§ **Data**:
******************************
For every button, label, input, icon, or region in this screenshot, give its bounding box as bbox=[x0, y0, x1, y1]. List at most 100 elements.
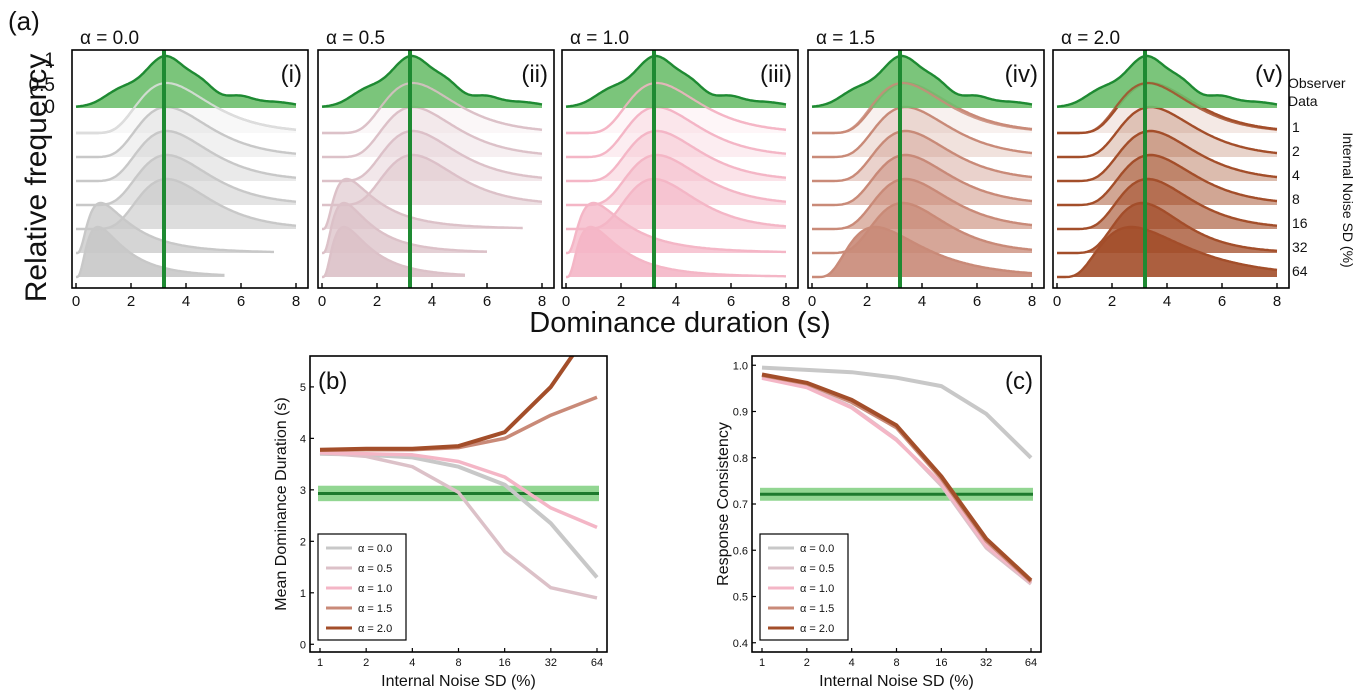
******************************
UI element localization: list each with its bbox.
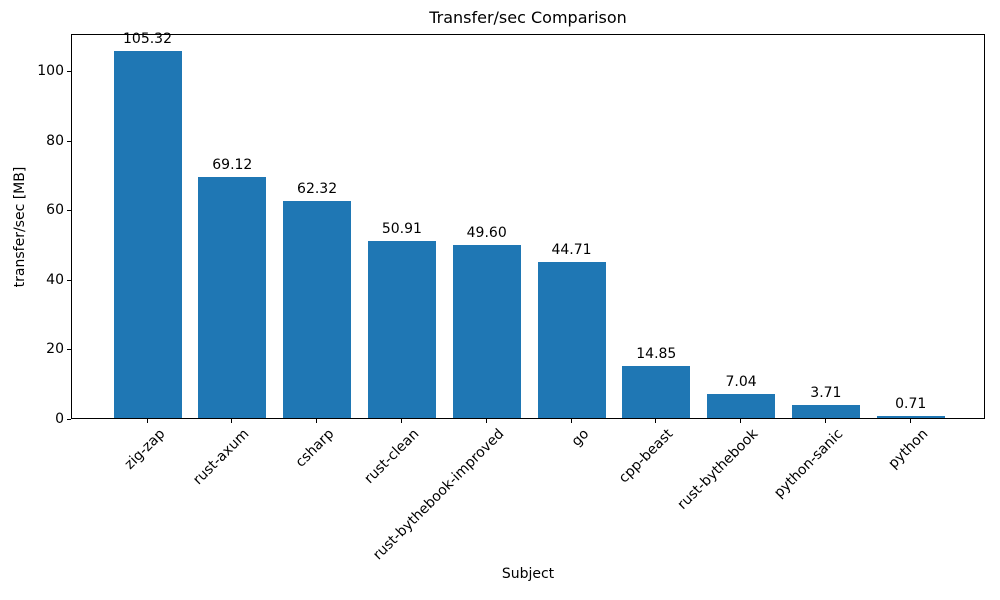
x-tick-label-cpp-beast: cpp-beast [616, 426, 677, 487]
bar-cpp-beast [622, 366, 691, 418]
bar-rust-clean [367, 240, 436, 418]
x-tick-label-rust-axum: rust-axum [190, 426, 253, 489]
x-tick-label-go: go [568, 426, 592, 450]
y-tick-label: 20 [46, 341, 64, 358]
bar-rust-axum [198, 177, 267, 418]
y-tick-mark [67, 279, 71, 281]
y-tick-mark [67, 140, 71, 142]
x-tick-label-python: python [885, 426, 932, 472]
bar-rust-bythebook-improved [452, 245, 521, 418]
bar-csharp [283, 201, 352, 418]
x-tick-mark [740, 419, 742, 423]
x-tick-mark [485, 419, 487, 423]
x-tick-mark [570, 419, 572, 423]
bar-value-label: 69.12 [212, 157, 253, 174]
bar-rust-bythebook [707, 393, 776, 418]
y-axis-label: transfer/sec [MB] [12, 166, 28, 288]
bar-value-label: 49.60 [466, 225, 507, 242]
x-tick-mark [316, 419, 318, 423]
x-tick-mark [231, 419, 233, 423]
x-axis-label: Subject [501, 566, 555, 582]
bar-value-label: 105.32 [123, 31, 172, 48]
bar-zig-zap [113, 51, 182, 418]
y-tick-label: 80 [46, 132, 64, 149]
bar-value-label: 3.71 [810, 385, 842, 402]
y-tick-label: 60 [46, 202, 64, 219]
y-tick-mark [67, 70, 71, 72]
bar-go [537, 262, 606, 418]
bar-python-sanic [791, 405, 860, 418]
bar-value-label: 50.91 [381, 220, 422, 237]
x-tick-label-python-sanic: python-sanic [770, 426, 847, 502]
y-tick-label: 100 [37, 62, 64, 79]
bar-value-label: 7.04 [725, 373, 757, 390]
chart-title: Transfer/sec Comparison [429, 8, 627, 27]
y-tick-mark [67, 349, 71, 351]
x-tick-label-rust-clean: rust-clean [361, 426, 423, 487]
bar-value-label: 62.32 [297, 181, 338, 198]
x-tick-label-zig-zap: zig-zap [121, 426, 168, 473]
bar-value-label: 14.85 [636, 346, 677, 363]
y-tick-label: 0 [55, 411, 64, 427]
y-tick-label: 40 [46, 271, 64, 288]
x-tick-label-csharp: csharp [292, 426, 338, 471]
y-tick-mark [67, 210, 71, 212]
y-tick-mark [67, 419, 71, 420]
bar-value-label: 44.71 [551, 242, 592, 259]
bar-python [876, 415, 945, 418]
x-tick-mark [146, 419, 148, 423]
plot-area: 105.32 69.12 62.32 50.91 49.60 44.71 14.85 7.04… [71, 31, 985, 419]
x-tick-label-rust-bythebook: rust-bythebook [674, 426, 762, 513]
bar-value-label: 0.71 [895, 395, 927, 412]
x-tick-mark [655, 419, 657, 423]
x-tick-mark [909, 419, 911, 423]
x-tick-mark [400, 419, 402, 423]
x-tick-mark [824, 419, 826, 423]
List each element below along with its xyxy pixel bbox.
******************************
§ **What is required**: Copy out every line from the one containing "UI element localization: list" down to the one containing "chart-title: Transfer/sec Comparison", both included, and leave the pictures out of your copy.

§ **Answer to the task**:
UI element localization: list each with its bbox.
x-tick-label-cpp-beast: cpp-beast [616, 426, 677, 487]
bar-cpp-beast [622, 366, 691, 418]
bar-rust-clean [367, 240, 436, 418]
x-tick-label-rust-axum: rust-axum [190, 426, 253, 489]
x-tick-label-go: go [568, 426, 592, 450]
y-tick-label: 20 [46, 341, 64, 358]
bar-rust-axum [198, 177, 267, 418]
y-tick-mark [67, 279, 71, 281]
y-tick-mark [67, 140, 71, 142]
x-tick-label-python: python [885, 426, 932, 472]
bar-rust-bythebook-improved [452, 245, 521, 418]
bar-csharp [283, 201, 352, 418]
x-tick-mark [740, 419, 742, 423]
x-tick-mark [485, 419, 487, 423]
x-tick-mark [570, 419, 572, 423]
bar-value-label: 69.12 [212, 157, 253, 174]
bar-rust-bythebook [707, 393, 776, 418]
y-axis-label: transfer/sec [MB] [12, 166, 28, 288]
bar-value-label: 49.60 [466, 225, 507, 242]
x-tick-mark [316, 419, 318, 423]
x-tick-mark [231, 419, 233, 423]
x-axis-label: Subject [501, 566, 555, 582]
bar-value-label: 105.32 [123, 31, 172, 48]
bar-zig-zap [113, 51, 182, 418]
y-tick-label: 80 [46, 132, 64, 149]
bar-value-label: 3.71 [810, 385, 842, 402]
y-tick-label: 60 [46, 202, 64, 219]
y-tick-mark [67, 70, 71, 72]
bar-go [537, 262, 606, 418]
bar-python-sanic [791, 405, 860, 418]
bar-value-label: 50.91 [381, 220, 422, 237]
x-tick-label-python-sanic: python-sanic [770, 426, 847, 502]
y-tick-label: 100 [37, 62, 64, 79]
bar-value-label: 7.04 [725, 373, 757, 390]
chart-title: Transfer/sec Comparison [429, 8, 627, 27]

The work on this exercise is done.